**CONSIGNE A:**
D'après le compte rendu, de quelle date est la directive européenne que le projet de loi transpose en droit interne ?
**CONSIGNE B:**
Résumez le compte rendu en deux phrases.
**CONSIGNE C:**
Extrayez du compte rendu, s'il vous plaît, le passage qui commence par "En dépit des" et se termine par "politique de sécurité.".

**EXTRAIT:**
· · · · ·

Séance du 16 février 1999
M. le président. Avant de mettre aux voix l'ensemble du projet de loi, je donne la parole à M. Richert pour explication de vote.
M. Philippe Richert. Monsieur le président, monsieur le ministre, mes chers collègues, à la fin de cette discussion, je souhaite confirmer la qualité de ce projet de loi. Même si les propositions que nous avons faites pour assurer plus de transparence n'ont pas été suivies et même si je le regrette, je tiens néanmoins à rendre hommage au Gouvernement et au rapporteur de la commission pour le travail réalisé et pour les avancées accomplies.
Je souhaite, monsieur le ministre, que, lors de l'élaboration des décrets d'application, soient trouvés les moyens de répondre au besoin de transparence et d'information des familles concernées par ces accidents. Cela me paraît encore possible.
En dépit des appréciations positives, vous comprendrez mon abstention dans le vote final.
M. le président. La parole est à M. Cornu.
M. Gérard Cornu. Monsieur le président, monsieur le ministre, mes chers collègues, le projet de loi que nous venons d'examiner répond au souci de doter d'un cadre juridique rénové les enquêtes techniques réalisées dans l'aviation civile. En effet, comme l'a souligné notre excellent rapporteur, notre collègue M. Jean-François Le Grand, la croissance du trafic aérien, comme la libéralisation de ce secteur, lancent de nouveaux défis à la politique de sécurité.
En outre, ce projet de loi transpose en droit interne la directive européenne du 21 novembre 1994, qui tend à harmoniser les principes fondamentaux régissant les enquêtes techniques sur les accidents et les incidents au sein de l'Union européenne.

· · · · ·

**INFORMATIONS EXTRAITES:**
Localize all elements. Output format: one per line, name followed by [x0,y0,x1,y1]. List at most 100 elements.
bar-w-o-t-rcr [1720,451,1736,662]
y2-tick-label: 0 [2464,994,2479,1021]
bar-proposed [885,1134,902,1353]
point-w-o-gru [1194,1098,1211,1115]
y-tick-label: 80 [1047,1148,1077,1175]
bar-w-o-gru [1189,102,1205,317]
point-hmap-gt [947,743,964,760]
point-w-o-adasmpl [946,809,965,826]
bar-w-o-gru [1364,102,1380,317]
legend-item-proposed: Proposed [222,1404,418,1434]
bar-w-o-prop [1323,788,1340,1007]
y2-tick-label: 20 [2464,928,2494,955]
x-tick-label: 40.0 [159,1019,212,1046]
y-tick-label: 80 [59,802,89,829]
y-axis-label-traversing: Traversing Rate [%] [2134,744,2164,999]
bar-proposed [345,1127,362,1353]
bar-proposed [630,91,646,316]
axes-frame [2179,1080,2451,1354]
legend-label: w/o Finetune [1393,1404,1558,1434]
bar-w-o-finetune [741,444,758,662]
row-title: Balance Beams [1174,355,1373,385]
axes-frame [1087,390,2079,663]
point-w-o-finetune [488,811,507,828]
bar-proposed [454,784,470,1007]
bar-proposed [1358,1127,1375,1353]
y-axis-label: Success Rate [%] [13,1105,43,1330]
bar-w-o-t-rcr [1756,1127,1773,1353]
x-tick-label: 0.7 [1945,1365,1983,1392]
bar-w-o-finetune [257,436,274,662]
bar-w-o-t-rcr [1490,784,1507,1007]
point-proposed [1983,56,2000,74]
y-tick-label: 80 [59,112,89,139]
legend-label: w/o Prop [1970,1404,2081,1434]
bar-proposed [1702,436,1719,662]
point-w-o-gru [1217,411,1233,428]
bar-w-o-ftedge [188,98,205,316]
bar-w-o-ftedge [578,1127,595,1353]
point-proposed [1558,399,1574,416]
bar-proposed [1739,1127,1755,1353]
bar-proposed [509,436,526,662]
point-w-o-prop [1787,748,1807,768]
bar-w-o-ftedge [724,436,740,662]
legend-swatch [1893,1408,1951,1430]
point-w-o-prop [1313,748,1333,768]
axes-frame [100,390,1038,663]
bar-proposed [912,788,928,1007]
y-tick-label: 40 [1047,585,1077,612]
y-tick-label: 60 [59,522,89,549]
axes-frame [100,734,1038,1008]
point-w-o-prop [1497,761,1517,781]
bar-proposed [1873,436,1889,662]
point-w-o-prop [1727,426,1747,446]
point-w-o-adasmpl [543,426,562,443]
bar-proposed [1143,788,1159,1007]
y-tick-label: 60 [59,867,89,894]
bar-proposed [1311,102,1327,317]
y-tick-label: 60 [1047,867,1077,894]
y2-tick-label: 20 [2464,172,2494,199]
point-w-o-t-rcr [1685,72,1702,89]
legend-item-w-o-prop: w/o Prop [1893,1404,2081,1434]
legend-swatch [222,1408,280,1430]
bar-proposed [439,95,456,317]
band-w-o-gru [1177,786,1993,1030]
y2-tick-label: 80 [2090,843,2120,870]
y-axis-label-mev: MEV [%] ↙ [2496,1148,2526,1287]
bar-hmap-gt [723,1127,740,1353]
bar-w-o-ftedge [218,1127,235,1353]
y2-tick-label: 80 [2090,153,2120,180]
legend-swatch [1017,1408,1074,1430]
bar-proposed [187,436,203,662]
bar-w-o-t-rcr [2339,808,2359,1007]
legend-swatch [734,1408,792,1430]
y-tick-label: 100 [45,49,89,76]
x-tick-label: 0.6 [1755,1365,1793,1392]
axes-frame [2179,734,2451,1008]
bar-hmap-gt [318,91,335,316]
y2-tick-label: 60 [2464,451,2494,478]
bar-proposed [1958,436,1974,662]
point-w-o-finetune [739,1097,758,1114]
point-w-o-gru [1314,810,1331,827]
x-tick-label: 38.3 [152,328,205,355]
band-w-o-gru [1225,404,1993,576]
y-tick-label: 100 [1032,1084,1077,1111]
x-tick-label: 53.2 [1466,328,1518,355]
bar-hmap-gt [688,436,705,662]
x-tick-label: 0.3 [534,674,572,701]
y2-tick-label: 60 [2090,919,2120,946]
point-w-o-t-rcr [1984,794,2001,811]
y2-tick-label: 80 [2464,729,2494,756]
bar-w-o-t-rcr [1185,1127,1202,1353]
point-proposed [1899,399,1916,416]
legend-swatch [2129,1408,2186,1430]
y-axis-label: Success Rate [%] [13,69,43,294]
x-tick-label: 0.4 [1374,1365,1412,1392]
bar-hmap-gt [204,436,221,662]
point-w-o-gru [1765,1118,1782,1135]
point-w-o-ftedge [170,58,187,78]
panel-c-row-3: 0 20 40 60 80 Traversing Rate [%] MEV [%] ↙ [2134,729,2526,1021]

· · · · ·

**RÉPONSE A:**
Du 21 novembre 1994.

**RÉPONSE B:**
M. Richert salue la qualité du projet de loi et le travail du Gouvernement et du rapporteur, regrette que ses propositions de transparence n'aient pas été suivies et annonce son abstention. M. Cornu explique que le texte rénove le cadre juridique des enquêtes techniques dans l'aviation civile et transpose la directive européenne du 21 novembre 1994.

**RÉPONSE C:**
En dépit des appréciations positives, vous comprendrez mon abstention dans le vote final.
M. le président. La parole est à M. Cornu.
M. Gérard Cornu. Monsieur le président, monsieur le ministre, mes chers collègues, le projet de loi que nous venons d'examiner répond au souci de doter d'un cadre juridique rénové les enquêtes techniques réalisées dans l'aviation civile. En effet, comme l'a souligné notre excellent rapporteur, notre collègue M. Jean-François Le Grand, la croissance du trafic aérien, comme la libéralisation de ce secteur, lancent de nouveaux défis à la politique de sécurité.